#### WHAT TO PRODUCE:
Every record must be written out once more, with nothing added or omitted.

#### Entries from a dataset:
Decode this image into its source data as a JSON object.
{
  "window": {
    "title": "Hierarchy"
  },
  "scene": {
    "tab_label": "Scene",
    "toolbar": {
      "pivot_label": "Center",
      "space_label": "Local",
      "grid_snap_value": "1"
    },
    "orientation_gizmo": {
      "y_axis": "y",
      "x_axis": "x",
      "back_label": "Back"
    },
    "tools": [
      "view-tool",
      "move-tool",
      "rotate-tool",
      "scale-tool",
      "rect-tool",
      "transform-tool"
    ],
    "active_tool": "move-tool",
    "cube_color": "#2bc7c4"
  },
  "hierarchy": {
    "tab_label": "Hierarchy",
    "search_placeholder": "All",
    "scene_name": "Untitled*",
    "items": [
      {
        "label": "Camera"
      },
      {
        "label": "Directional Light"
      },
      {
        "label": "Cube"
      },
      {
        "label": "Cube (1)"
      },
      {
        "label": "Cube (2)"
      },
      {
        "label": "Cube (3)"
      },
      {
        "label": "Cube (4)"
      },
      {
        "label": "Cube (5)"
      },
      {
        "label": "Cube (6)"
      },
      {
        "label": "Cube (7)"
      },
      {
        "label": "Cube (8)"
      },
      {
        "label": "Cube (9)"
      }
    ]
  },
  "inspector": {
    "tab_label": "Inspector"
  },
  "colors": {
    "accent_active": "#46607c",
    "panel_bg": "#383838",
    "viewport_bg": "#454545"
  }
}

#### RESULT:
Decode this image into its source data as a JSON object.
{
  "window": {
    "title": "Hierarchy"
  },
  "scene": {
    "tab_label": "Scene",
    "toolbar": {
      "pivot_label": "Center",
      "space_label": "Local",
      "grid_snap_value": "1"
    },
    "orientation_gizmo": {
      "y_axis": "y",
      "x_axis": "x",
      "back_label": "Back"
    },
    "tools": [
      "view-tool",
      "move-tool",
      "rotate-tool",
      "scale-tool",
      "rect-tool",
      "transform-tool"
    ],
    "active_tool": "move-tool",
    "cube_color": "#2bc7c4"
  },
  "hierarchy": {
    "tab_label": "Hierarchy",
    "search_placeholder": "All",
    "scene_name": "Untitled*",
    "items": [
      {
        "label": "Camera"
      },
      {
        "label": "Directional Light"
      },
      {
        "label": "Cube"
      },
      {
        "label": "Cube (1)"
      },
      {
        "label": "Cube (2)"
      },
      {
        "label": "Cube (3)"
      },
      {
        "label": "Cube (4)"
      },
      {
        "label": "Cube (5)"
      },
      {
        "label": "Cube (6)"
      },
      {
        "label": "Cube (7)"
      },
      {
        "label": "Cube (8)"
      },
      {
        "label": "Cube (9)"
      }
    ]
  },
  "inspector": {
    "tab_label": "Inspector"
  },
  "colors": {
    "accent_active": "#46607c",
    "panel_bg": "#383838",
    "viewport_bg": "#454545"
  }
}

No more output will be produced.